■ Stated exercise ■
List all lines in the material below that contain "count".

===== Data rows =====

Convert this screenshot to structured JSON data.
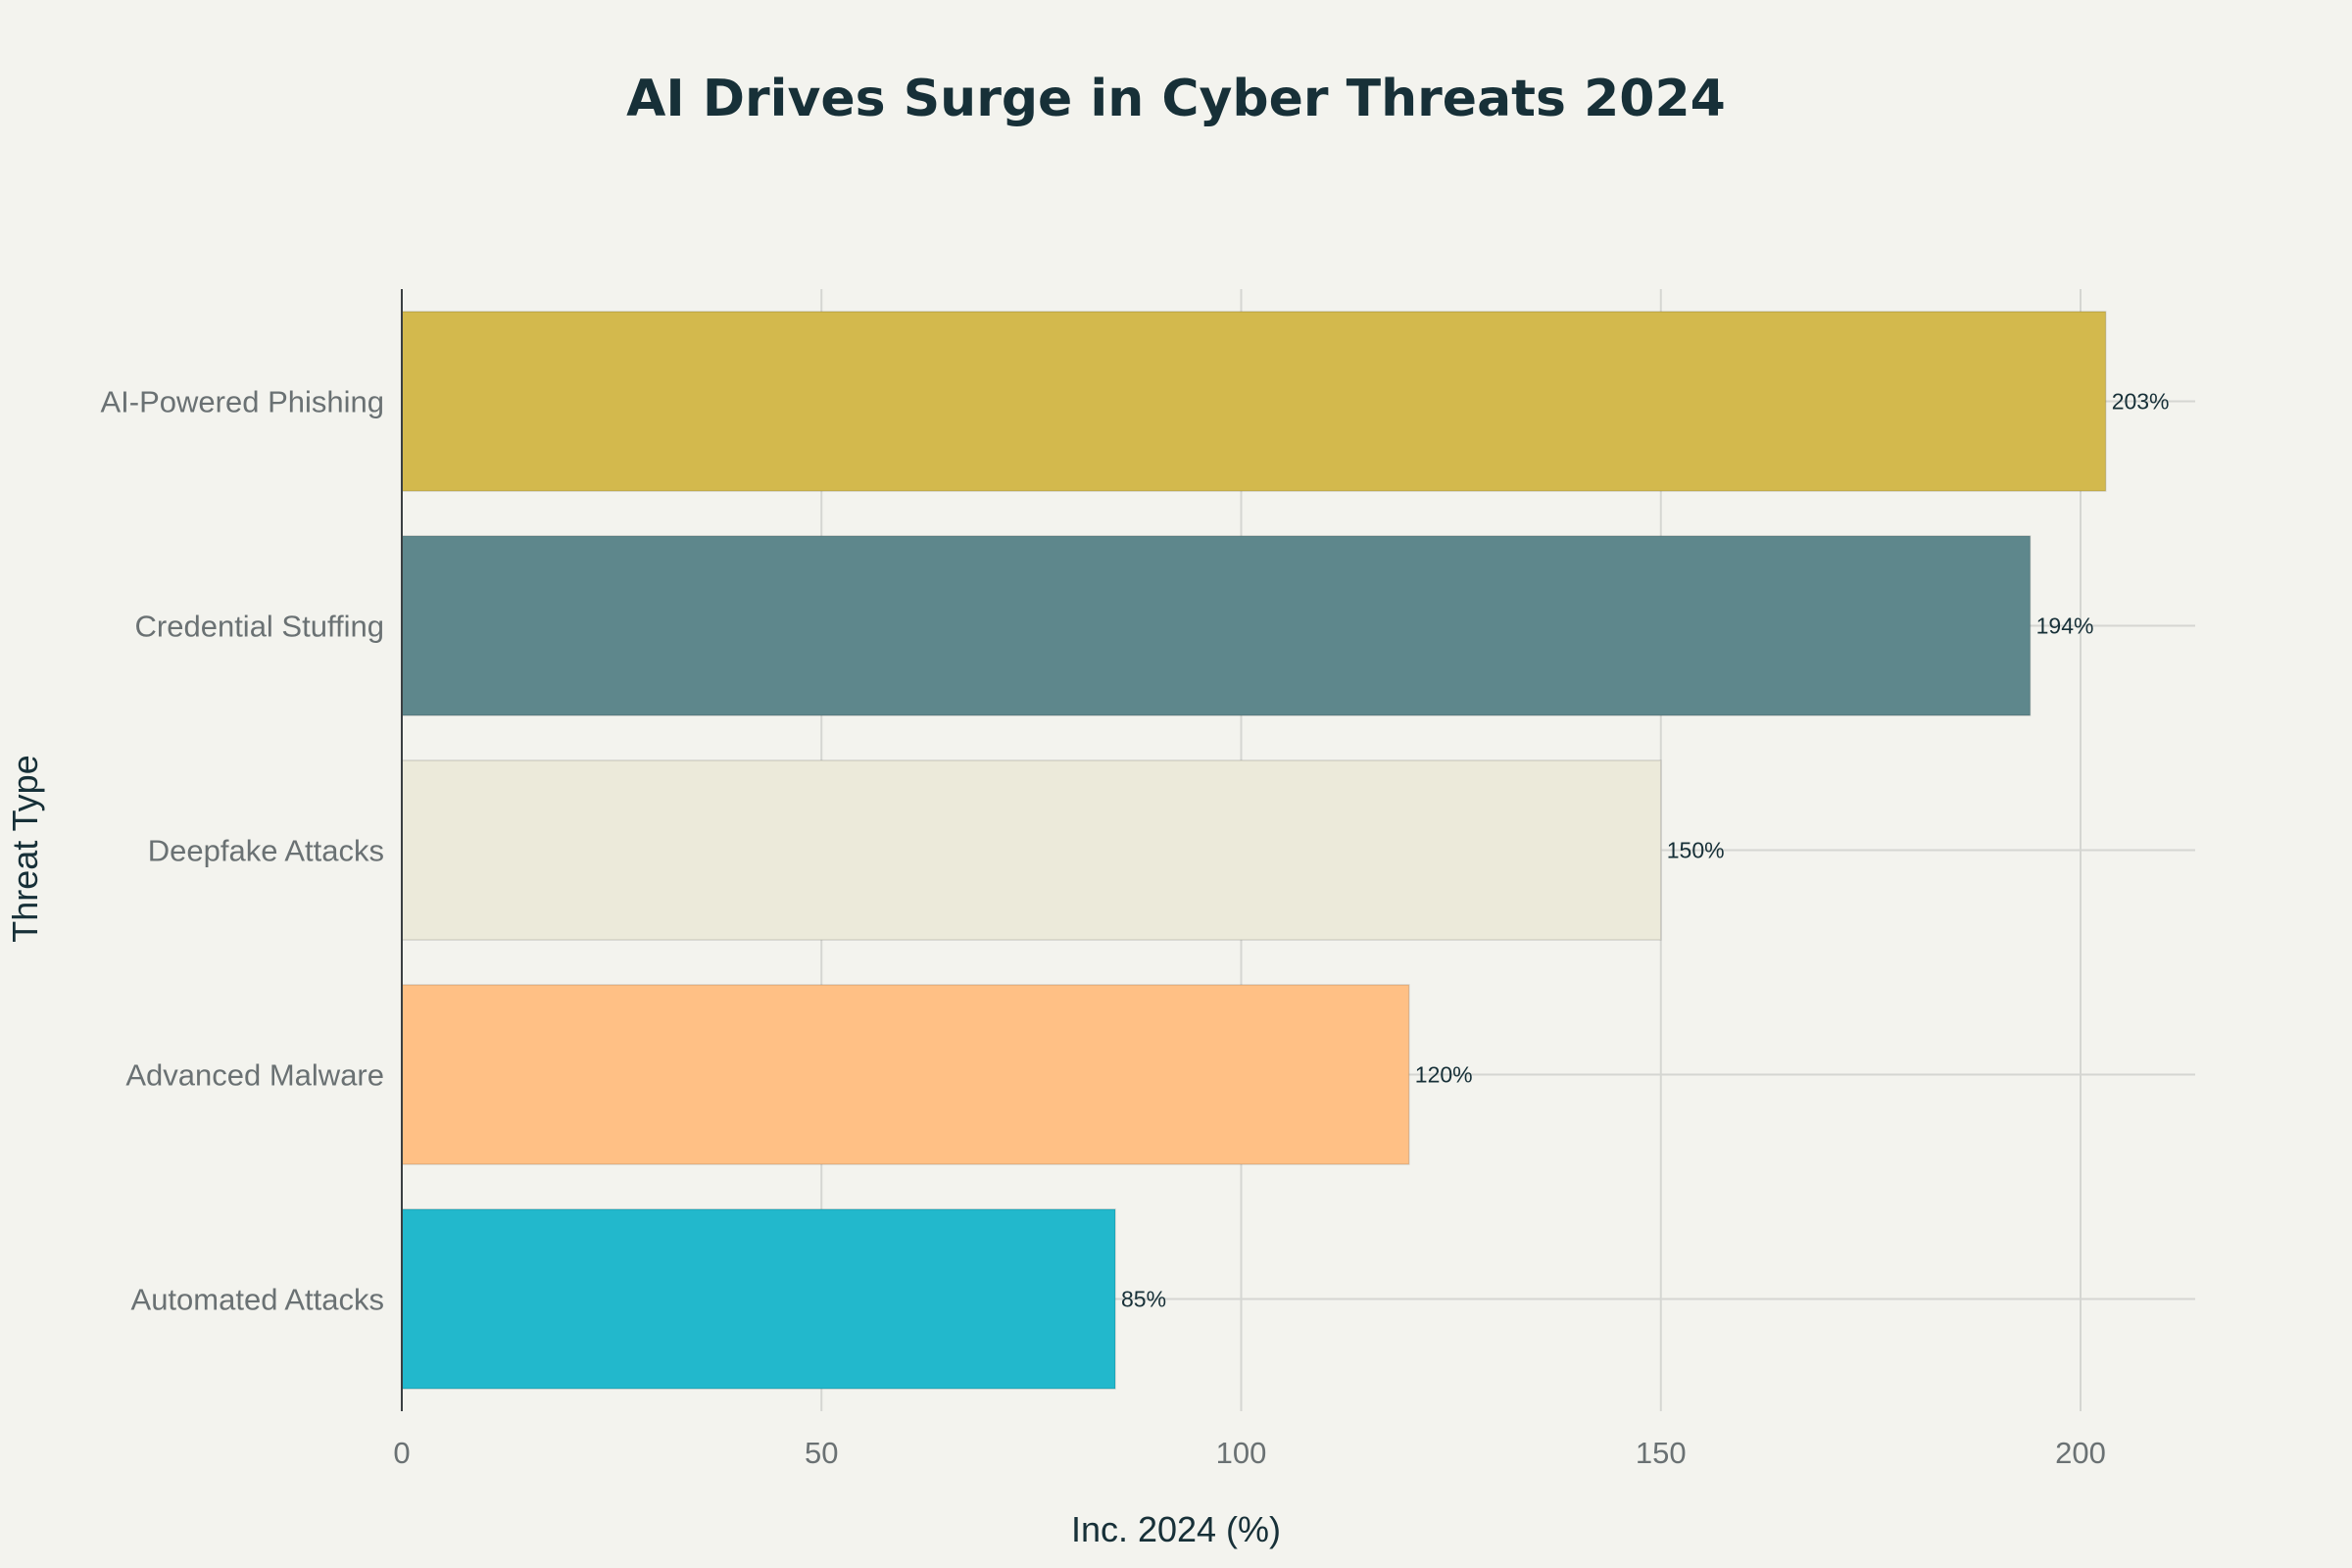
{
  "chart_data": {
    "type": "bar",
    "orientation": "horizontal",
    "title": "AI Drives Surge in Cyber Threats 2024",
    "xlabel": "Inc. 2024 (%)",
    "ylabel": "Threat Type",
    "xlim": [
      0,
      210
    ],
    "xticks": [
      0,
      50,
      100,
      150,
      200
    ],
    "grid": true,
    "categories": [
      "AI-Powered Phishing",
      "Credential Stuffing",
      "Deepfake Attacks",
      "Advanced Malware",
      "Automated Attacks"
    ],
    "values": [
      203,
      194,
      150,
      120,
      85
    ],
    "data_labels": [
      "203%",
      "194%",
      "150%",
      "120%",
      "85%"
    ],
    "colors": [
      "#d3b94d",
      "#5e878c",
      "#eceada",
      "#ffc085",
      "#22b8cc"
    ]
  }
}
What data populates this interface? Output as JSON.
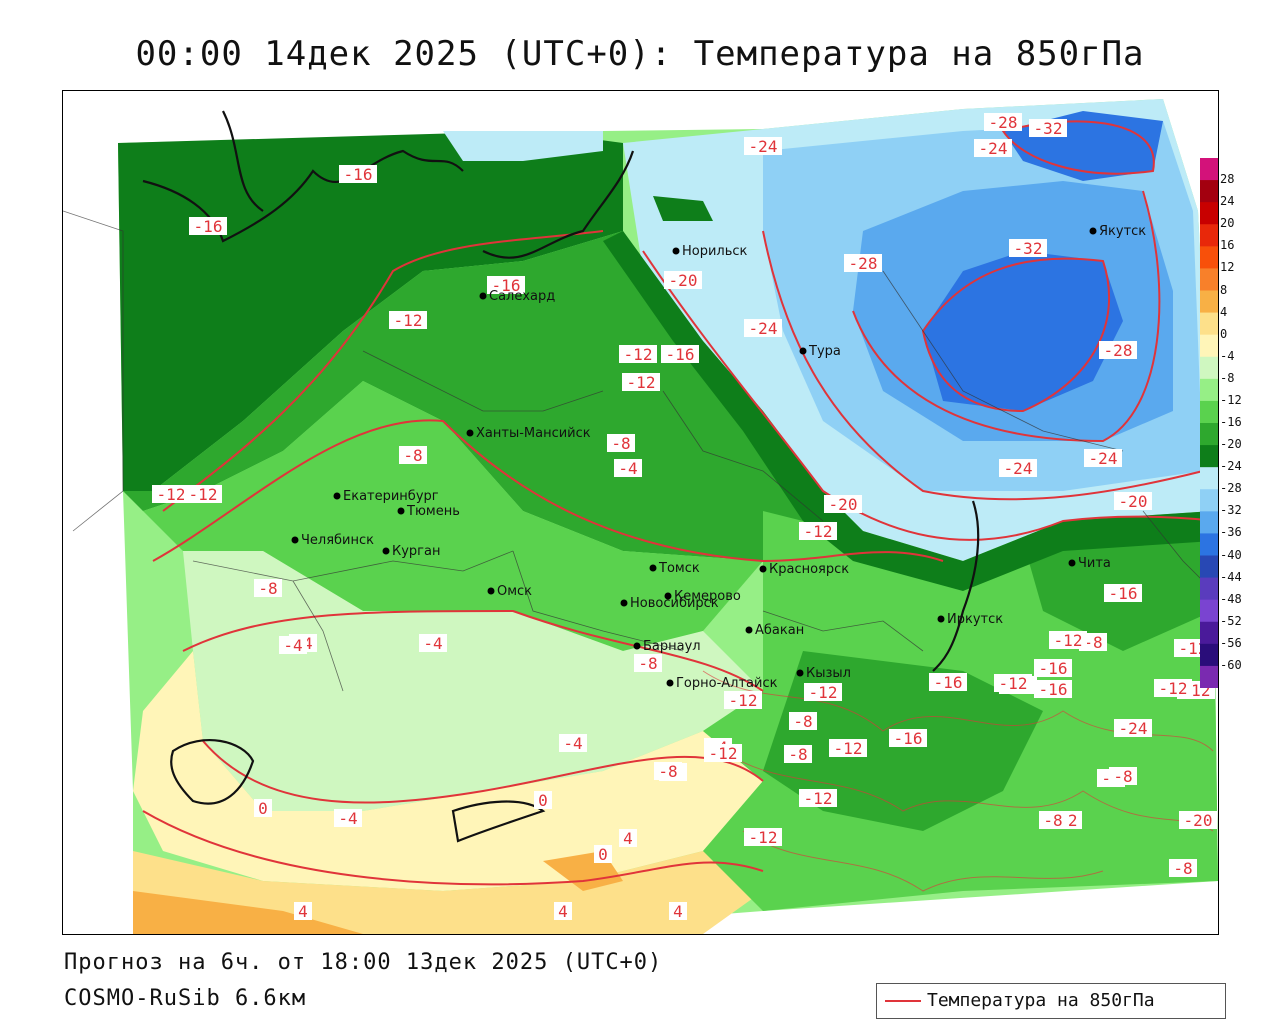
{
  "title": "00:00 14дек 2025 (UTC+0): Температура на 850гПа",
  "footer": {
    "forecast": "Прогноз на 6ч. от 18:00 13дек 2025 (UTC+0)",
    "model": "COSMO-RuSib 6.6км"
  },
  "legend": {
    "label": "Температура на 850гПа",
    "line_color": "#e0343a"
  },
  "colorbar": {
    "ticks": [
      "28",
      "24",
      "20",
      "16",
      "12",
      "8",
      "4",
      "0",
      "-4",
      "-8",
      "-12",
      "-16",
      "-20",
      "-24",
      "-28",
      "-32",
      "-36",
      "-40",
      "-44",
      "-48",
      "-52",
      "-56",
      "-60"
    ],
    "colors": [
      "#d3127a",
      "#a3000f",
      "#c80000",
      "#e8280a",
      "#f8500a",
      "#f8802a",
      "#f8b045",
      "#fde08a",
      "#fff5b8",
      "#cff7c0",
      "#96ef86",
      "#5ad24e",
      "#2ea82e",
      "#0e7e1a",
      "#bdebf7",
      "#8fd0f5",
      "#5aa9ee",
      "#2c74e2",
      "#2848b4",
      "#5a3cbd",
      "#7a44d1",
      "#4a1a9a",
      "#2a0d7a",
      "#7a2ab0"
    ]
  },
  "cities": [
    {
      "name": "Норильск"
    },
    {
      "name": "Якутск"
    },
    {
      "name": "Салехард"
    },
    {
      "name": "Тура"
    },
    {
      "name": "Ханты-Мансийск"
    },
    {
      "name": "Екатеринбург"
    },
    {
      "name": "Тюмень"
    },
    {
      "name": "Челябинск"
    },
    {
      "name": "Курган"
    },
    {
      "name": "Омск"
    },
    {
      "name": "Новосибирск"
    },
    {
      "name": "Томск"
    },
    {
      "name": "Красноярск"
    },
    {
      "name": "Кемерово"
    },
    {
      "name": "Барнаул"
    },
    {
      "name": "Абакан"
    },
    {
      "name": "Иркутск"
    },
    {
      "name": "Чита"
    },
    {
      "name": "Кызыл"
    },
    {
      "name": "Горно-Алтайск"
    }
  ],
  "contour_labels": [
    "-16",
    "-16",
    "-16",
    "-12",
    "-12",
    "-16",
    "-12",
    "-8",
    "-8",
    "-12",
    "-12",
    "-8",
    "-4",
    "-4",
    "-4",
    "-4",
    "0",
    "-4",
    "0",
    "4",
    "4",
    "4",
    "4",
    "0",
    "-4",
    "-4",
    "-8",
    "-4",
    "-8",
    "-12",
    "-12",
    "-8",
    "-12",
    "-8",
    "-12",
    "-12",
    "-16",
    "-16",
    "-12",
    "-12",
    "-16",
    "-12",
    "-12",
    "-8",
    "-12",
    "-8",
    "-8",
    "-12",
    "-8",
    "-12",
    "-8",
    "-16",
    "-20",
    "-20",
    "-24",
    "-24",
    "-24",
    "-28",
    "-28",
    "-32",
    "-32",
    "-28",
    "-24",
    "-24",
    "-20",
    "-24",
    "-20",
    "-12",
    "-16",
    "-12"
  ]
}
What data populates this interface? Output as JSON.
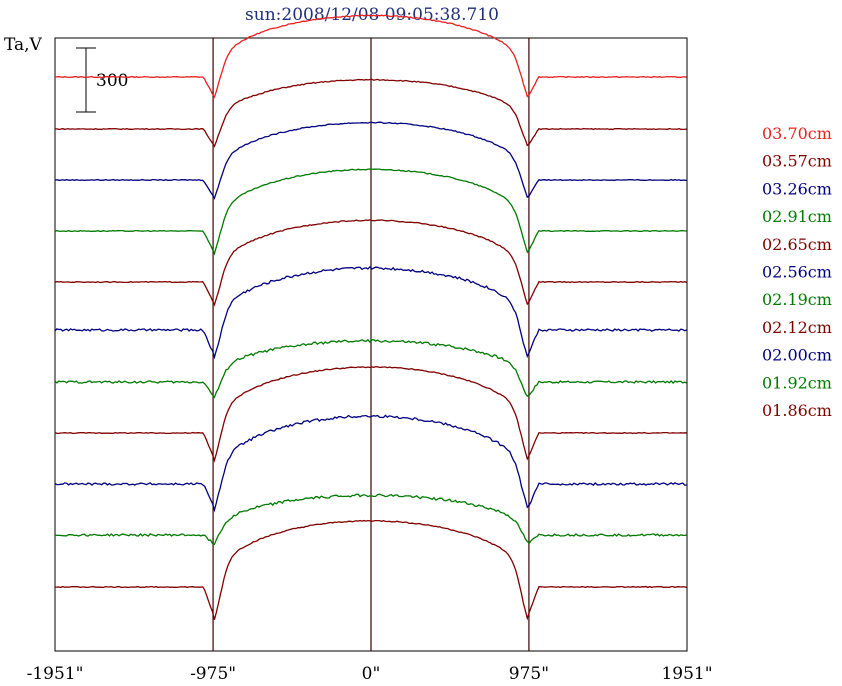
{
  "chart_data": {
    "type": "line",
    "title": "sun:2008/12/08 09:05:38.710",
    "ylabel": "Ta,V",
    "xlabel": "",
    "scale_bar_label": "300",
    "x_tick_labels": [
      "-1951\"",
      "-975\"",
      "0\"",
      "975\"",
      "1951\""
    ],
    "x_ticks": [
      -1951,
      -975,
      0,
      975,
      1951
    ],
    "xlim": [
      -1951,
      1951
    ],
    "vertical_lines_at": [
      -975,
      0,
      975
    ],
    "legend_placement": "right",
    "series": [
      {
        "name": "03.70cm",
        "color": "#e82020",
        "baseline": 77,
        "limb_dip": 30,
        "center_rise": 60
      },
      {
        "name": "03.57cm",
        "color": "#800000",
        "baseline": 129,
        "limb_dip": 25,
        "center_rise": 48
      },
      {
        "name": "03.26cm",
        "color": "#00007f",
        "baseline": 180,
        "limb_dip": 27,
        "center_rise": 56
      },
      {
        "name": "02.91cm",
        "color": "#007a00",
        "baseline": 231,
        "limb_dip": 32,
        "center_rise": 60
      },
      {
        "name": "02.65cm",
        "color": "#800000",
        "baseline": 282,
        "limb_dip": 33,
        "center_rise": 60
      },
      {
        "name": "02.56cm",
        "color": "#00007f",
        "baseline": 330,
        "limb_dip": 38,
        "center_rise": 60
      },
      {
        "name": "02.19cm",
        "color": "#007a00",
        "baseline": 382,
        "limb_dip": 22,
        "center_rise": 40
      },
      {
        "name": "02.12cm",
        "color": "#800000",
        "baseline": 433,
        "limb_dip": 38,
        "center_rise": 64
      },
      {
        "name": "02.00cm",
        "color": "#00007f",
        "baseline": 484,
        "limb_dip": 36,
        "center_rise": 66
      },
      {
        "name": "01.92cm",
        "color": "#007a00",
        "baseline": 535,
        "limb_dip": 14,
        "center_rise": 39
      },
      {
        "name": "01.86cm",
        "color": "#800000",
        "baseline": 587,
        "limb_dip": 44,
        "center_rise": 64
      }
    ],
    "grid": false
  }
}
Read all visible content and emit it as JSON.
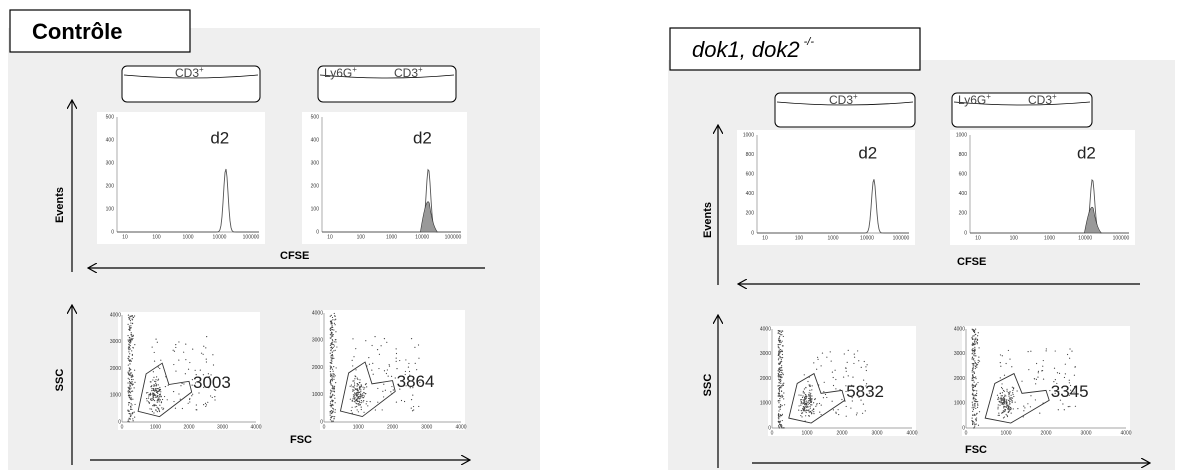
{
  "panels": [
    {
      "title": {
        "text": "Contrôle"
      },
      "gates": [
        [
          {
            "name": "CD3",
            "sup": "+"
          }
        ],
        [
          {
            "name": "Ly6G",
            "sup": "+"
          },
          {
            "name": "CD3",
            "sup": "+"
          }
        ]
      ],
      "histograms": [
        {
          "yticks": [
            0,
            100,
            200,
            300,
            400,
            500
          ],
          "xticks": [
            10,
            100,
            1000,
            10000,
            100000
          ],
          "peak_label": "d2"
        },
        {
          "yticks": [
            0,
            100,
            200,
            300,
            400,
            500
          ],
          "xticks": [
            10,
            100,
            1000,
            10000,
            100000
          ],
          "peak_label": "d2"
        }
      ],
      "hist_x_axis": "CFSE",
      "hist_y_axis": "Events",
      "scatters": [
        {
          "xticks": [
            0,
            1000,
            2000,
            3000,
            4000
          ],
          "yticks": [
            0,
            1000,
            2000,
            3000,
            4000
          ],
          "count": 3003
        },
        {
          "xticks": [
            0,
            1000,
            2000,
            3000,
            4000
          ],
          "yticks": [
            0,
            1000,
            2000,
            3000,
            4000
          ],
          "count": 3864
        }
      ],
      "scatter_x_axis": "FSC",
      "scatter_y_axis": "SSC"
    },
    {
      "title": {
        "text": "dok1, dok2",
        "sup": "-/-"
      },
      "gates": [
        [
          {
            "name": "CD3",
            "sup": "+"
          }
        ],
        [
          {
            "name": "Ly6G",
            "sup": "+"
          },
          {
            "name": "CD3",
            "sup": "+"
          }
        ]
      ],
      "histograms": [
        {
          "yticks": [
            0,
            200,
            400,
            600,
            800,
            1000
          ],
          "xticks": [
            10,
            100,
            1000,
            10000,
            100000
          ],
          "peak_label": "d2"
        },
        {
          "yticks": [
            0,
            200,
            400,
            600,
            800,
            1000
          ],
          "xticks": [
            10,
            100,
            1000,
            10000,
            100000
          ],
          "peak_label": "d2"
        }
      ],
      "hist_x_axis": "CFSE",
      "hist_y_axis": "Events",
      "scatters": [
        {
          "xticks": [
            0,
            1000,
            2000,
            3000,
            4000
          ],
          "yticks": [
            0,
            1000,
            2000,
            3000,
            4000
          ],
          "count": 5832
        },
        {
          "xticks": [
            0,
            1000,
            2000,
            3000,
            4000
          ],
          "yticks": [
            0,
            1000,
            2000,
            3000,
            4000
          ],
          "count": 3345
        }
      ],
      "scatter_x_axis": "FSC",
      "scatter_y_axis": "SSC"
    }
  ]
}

=====

■ Expected output ■
          "count": 3003
          "count": 3864
          "count": 5832
          "count": 3345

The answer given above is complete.